Requirements: Go through the records below line by line, counting those that contain the word "świata"; answer with the count only.

(Extracted records)
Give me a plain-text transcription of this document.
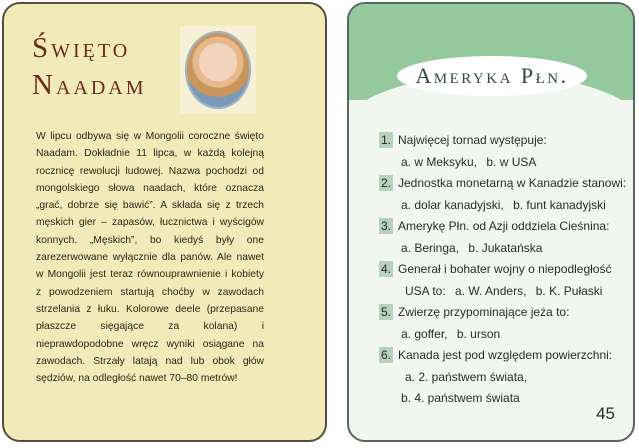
Święto
Naadam
W lipcu odbywa się w Mongolii coroczne święto Naadam. Dokładnie 11 lipca, w każdą kolejną rocznicę rewolucji ludowej. Nazwa pochodzi od mongolskiego słowa naadach, które oznacza „grać, dobrze się bawić”. A składa się z trzech męskich gier – zapasów, łucznictwa i wyścigów konnych. „Męskich”, bo kiedyś były one zarezerwowane wyłącznie dla panów. Ale nawet w Mongolii jest teraz równouprawnienie i kobiety z powodzeniem startują choćby w zawodach strzelania z łuku. Kolorowe deele (przepasane płaszcze sięgające za kolana) i nieprawdopodobne wręcz wyniki osiągane na zawodach. Strzały latają nad lub obok głów sędziów, na odległość nawet 70–80 metrów!
Ameryka Płn.
1. Najwięcej tornad występuje:
a. w Meksyku, b. w USA
2. Jednostka monetarną w Kanadzie stanowi:
a. dolar kanadyjski, b. funt kanadyjski
3. Amerykę Płn. od Azji oddziela Cieśnina:
a. Beringa, b. Jukatańska
4. Generał i bohater wojny o niepodległość
USA to: a. W. Anders, b. K. Pułaski
5. Zwierzę przypominające jeża to:
a. goffer, b. urson
6. Kanada jest pod względem powierzchni:
a. 2. państwem świata,
b. 4. państwem świata
45
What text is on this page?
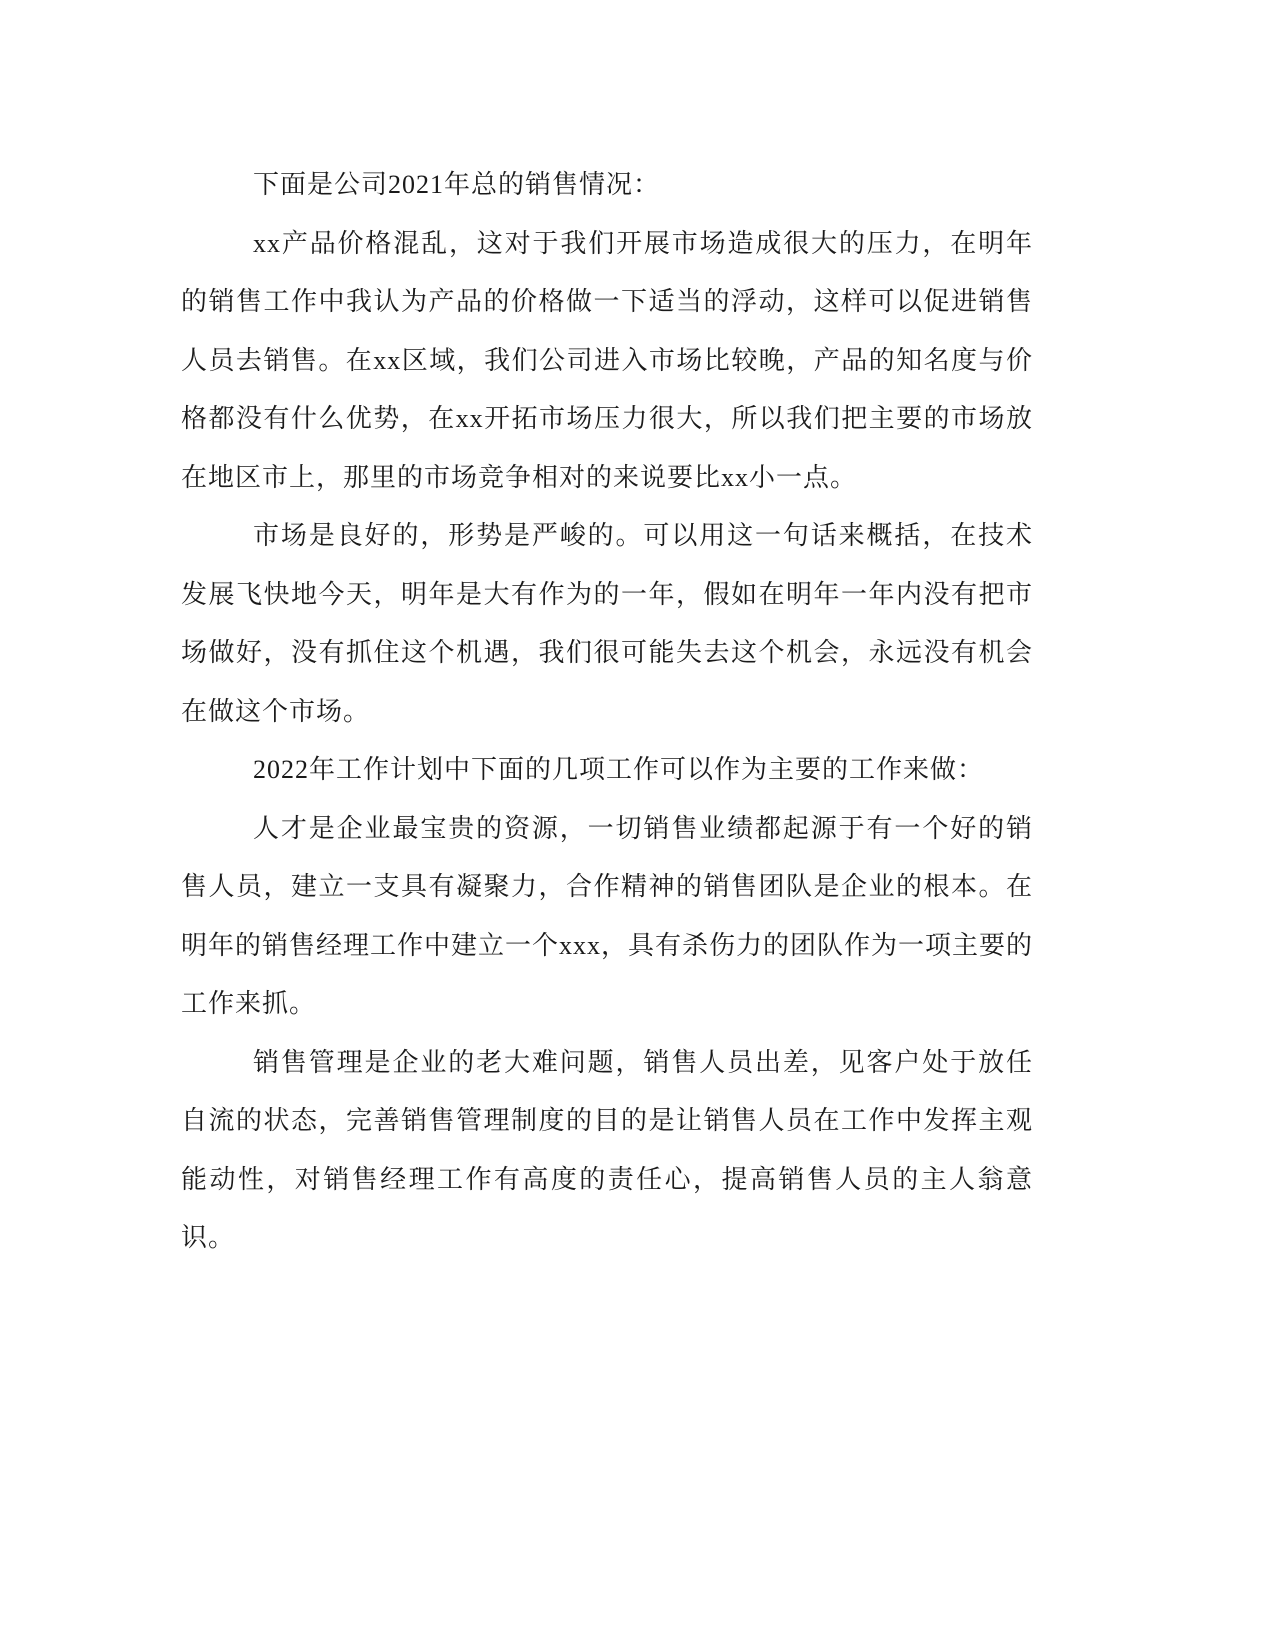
下面是公司2021年总的销售情况：

xx产品价格混乱，这对于我们开展市场造成很大的压力，在明年的销售工作中我认为产品的价格做一下适当的浮动，这样可以促进销售人员去销售。在xx区域，我们公司进入市场比较晚，产品的知名度与价格都没有什么优势，在xx开拓市场压力很大，所以我们把主要的市场放在地区市上，那里的市场竞争相对的来说要比xx小一点。

市场是良好的，形势是严峻的。可以用这一句话来概括，在技术发展飞快地今天，明年是大有作为的一年，假如在明年一年内没有把市场做好，没有抓住这个机遇，我们很可能失去这个机会，永远没有机会在做这个市场。

2022年工作计划中下面的几项工作可以作为主要的工作来做：

人才是企业最宝贵的资源，一切销售业绩都起源于有一个好的销售人员，建立一支具有凝聚力，合作精神的销售团队是企业的根本。在明年的销售经理工作中建立一个xxx，具有杀伤力的团队作为一项主要的工作来抓。

销售管理是企业的老大难问题，销售人员出差，见客户处于放任自流的状态，完善销售管理制度的目的是让销售人员在工作中发挥主观能动性，对销售经理工作有高度的责任心，提高销售人员的主人翁意识。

Answer to the problem: 2